# WORK REQUIRED:
Repeat the listing exactly, minus the pictures.

# DATASET ENTRIES:

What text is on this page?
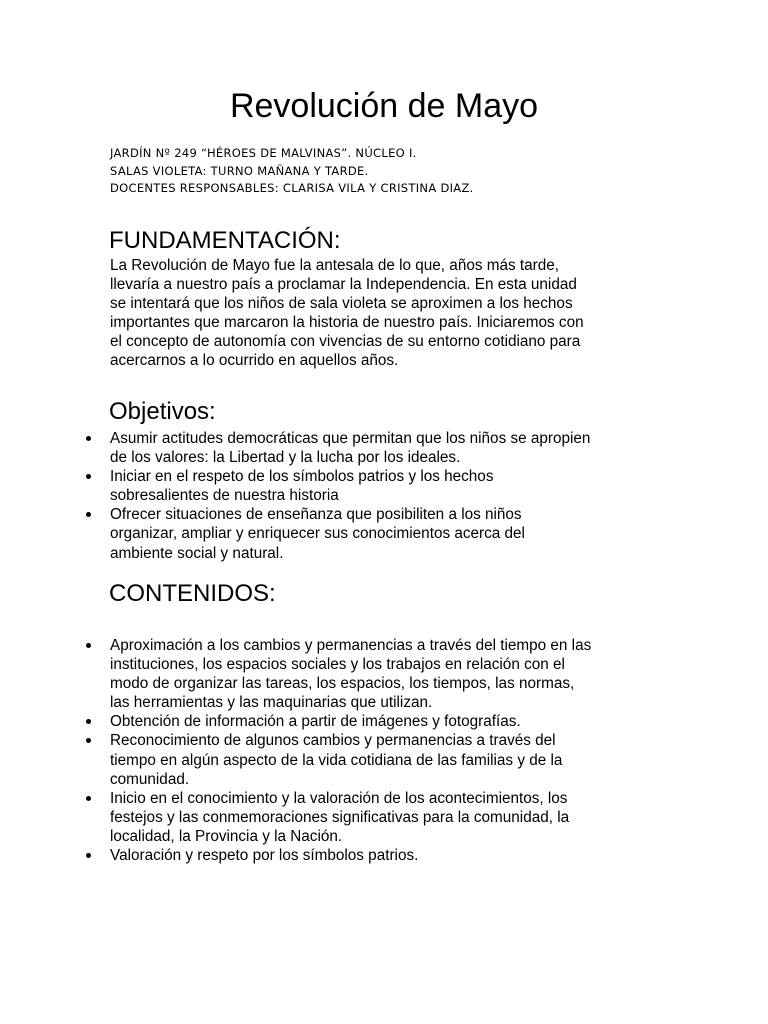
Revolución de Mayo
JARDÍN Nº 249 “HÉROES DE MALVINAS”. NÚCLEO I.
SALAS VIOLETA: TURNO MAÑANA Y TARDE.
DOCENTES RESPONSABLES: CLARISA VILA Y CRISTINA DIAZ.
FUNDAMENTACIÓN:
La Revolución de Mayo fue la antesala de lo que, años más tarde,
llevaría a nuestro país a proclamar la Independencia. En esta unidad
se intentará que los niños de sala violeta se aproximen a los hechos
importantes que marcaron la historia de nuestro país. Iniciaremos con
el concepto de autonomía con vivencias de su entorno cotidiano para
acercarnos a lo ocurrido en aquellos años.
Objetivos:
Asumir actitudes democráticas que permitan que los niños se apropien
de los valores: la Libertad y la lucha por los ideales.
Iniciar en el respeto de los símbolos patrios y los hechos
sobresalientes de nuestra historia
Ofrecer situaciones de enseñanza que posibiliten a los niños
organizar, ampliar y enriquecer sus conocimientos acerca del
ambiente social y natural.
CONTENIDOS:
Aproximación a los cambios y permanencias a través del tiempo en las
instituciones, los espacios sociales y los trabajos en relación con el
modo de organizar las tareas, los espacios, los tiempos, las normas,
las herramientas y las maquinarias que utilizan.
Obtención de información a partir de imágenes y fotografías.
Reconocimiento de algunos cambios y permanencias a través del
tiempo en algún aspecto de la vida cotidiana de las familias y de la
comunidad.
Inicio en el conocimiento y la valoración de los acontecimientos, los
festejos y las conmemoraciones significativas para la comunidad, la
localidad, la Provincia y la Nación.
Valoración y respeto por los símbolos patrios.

# ANSWER BOX:
What text is on this page?
Revolución de Mayo
JARDÍN Nº 249 “HÉROES DE MALVINAS”. NÚCLEO I.
SALAS VIOLETA: TURNO MAÑANA Y TARDE.
DOCENTES RESPONSABLES: CLARISA VILA Y CRISTINA DIAZ.
FUNDAMENTACIÓN:
La Revolución de Mayo fue la antesala de lo que, años más tarde,
llevaría a nuestro país a proclamar la Independencia. En esta unidad
se intentará que los niños de sala violeta se aproximen a los hechos
importantes que marcaron la historia de nuestro país. Iniciaremos con
el concepto de autonomía con vivencias de su entorno cotidiano para
acercarnos a lo ocurrido en aquellos años.
Objetivos:
Asumir actitudes democráticas que permitan que los niños se apropien
de los valores: la Libertad y la lucha por los ideales.
Iniciar en el respeto de los símbolos patrios y los hechos
sobresalientes de nuestra historia
Ofrecer situaciones de enseñanza que posibiliten a los niños
organizar, ampliar y enriquecer sus conocimientos acerca del
ambiente social y natural.
CONTENIDOS:
Aproximación a los cambios y permanencias a través del tiempo en las
instituciones, los espacios sociales y los trabajos en relación con el
modo de organizar las tareas, los espacios, los tiempos, las normas,
las herramientas y las maquinarias que utilizan.
Obtención de información a partir de imágenes y fotografías.
Reconocimiento de algunos cambios y permanencias a través del
tiempo en algún aspecto de la vida cotidiana de las familias y de la
comunidad.
Inicio en el conocimiento y la valoración de los acontecimientos, los
festejos y las conmemoraciones significativas para la comunidad, la
localidad, la Provincia y la Nación.
Valoración y respeto por los símbolos patrios.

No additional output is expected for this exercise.